-------- INFORMATION SUPPLIED

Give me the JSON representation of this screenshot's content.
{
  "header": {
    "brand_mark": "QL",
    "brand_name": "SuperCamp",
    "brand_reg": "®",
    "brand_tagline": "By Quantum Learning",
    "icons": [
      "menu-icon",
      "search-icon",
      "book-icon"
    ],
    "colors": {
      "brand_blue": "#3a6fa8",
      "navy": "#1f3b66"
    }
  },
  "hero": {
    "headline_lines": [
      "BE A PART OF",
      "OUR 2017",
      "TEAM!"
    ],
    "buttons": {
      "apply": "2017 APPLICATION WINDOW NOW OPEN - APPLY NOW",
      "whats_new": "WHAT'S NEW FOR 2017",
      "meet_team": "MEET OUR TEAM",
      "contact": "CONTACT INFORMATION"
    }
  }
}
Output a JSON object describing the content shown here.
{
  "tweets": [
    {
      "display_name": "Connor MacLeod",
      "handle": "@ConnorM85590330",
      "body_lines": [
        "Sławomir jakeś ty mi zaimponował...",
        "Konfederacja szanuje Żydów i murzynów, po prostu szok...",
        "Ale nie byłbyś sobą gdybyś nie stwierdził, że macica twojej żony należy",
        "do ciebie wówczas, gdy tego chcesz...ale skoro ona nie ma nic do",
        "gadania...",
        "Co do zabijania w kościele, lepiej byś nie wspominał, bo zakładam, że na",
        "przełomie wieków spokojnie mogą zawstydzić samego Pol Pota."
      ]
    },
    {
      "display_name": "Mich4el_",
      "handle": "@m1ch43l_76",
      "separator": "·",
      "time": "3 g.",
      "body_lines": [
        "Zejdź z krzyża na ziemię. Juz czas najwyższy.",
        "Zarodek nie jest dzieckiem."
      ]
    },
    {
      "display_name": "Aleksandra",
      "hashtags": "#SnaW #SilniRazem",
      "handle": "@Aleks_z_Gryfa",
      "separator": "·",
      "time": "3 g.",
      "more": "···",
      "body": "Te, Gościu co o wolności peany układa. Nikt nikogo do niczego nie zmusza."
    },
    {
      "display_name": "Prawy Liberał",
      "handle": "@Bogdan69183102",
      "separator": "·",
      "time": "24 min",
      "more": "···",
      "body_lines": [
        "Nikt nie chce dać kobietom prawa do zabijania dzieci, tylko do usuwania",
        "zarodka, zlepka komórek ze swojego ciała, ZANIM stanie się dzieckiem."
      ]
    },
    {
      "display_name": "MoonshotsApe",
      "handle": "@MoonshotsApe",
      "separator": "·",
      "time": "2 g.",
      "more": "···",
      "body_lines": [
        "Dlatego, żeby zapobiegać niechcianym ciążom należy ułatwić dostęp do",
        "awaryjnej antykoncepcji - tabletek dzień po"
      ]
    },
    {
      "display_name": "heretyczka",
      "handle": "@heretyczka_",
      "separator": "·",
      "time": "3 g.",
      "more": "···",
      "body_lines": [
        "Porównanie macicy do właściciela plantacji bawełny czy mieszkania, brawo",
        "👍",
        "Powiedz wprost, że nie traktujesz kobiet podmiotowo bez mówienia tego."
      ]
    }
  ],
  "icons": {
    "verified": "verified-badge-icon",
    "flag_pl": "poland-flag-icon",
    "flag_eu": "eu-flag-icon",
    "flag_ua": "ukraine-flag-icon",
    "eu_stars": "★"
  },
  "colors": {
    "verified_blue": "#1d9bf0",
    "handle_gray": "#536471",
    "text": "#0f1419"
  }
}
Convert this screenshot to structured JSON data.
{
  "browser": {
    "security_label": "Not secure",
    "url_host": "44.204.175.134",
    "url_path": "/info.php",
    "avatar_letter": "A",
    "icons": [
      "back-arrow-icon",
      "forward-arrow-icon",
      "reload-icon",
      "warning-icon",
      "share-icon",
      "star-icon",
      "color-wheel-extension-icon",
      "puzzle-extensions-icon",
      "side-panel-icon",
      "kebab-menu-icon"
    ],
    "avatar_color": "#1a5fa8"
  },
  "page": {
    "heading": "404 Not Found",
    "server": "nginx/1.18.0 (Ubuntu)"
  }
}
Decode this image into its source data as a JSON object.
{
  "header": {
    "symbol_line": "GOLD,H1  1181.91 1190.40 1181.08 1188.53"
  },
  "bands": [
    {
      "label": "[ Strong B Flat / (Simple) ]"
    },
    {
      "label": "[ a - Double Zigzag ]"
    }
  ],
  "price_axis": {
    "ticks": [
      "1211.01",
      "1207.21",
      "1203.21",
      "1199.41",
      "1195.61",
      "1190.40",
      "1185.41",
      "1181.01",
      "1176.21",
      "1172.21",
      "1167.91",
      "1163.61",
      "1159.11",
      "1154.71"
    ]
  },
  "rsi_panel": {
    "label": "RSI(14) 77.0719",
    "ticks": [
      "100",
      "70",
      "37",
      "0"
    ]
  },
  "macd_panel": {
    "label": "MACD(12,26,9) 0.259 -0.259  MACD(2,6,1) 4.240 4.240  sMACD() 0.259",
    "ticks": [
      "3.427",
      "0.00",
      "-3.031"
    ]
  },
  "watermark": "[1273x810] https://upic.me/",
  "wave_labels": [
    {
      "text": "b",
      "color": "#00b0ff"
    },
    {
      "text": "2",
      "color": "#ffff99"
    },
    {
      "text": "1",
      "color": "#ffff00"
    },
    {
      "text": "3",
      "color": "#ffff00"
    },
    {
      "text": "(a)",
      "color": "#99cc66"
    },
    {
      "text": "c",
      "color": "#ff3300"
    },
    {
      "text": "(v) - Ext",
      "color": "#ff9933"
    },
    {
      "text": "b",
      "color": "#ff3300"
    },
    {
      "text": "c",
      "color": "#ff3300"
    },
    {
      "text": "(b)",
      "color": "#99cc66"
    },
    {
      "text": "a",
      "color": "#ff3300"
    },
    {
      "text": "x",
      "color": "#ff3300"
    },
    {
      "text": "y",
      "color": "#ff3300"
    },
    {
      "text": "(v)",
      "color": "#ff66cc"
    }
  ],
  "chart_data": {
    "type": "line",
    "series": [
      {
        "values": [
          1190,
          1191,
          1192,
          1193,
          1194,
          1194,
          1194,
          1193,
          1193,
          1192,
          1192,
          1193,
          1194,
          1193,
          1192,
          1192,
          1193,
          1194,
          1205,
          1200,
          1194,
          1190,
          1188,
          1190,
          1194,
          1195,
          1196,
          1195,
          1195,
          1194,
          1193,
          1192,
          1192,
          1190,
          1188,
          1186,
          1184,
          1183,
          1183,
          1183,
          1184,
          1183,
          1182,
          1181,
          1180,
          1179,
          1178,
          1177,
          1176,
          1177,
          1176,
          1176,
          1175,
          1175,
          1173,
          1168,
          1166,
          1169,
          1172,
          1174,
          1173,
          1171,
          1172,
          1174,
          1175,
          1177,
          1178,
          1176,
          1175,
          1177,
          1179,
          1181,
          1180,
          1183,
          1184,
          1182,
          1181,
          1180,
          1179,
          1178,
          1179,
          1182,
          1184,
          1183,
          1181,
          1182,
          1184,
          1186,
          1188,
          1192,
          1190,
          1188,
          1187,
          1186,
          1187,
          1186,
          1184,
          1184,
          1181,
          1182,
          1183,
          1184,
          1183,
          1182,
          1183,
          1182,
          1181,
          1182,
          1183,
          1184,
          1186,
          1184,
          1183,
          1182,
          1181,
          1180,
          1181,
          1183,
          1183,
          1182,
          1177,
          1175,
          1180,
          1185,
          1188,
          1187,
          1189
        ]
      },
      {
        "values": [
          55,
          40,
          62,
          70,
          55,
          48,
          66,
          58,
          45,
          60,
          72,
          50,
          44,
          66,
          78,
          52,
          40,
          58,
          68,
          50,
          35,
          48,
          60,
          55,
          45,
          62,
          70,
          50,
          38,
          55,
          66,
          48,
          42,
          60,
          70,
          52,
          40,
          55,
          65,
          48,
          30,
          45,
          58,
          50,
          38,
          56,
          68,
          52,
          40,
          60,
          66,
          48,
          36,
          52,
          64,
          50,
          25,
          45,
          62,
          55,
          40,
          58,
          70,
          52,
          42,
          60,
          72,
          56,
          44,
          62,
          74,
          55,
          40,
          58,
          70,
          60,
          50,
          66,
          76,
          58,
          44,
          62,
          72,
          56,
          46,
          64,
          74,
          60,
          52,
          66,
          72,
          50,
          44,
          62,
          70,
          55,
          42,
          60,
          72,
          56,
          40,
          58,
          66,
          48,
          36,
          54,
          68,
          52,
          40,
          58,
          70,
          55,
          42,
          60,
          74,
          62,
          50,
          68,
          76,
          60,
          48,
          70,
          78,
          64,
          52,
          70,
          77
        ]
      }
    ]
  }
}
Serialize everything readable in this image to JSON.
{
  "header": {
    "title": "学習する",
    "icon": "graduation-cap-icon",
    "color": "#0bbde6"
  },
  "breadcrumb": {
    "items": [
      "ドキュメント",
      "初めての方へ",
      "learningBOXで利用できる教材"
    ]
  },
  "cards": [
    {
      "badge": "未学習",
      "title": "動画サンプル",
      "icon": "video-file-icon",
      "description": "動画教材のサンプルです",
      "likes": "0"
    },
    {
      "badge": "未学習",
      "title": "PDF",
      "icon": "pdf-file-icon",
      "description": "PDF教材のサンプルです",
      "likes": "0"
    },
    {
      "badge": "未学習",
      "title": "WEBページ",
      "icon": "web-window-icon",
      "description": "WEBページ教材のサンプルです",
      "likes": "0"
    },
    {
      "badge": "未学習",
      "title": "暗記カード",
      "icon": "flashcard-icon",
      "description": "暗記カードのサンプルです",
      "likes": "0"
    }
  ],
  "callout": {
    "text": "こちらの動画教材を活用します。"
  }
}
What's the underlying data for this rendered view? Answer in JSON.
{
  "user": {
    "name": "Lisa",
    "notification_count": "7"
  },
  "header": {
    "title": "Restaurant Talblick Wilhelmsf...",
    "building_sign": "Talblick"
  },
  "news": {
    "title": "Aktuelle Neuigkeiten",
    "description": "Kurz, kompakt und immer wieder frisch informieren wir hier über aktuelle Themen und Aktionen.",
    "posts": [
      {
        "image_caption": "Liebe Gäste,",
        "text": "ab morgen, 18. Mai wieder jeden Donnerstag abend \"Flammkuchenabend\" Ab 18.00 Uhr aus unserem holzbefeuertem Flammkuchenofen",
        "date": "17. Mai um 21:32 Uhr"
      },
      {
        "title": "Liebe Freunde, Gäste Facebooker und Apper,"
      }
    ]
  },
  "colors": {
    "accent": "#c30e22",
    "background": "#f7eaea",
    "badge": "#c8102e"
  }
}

----------------

Repeat exactly the lines above, starting with the line that contains "What's the underlying" and ending with the last line, both included, and nothing else.

RESULT OF THE TASK.
What's the underlying data for this rendered view? Answer in JSON.
{
  "user": {
    "name": "Lisa",
    "notification_count": "7"
  },
  "header": {
    "title": "Restaurant Talblick Wilhelmsf...",
    "building_sign": "Talblick"
  },
  "news": {
    "title": "Aktuelle Neuigkeiten",
    "description": "Kurz, kompakt und immer wieder frisch informieren wir hier über aktuelle Themen und Aktionen.",
    "posts": [
      {
        "image_caption": "Liebe Gäste,",
        "text": "ab morgen, 18. Mai wieder jeden Donnerstag abend \"Flammkuchenabend\" Ab 18.00 Uhr aus unserem holzbefeuertem Flammkuchenofen",
        "date": "17. Mai um 21:32 Uhr"
      },
      {
        "title": "Liebe Freunde, Gäste Facebooker und Apper,"
      }
    ]
  },
  "colors": {
    "accent": "#c30e22",
    "background": "#f7eaea",
    "badge": "#c8102e"
  }
}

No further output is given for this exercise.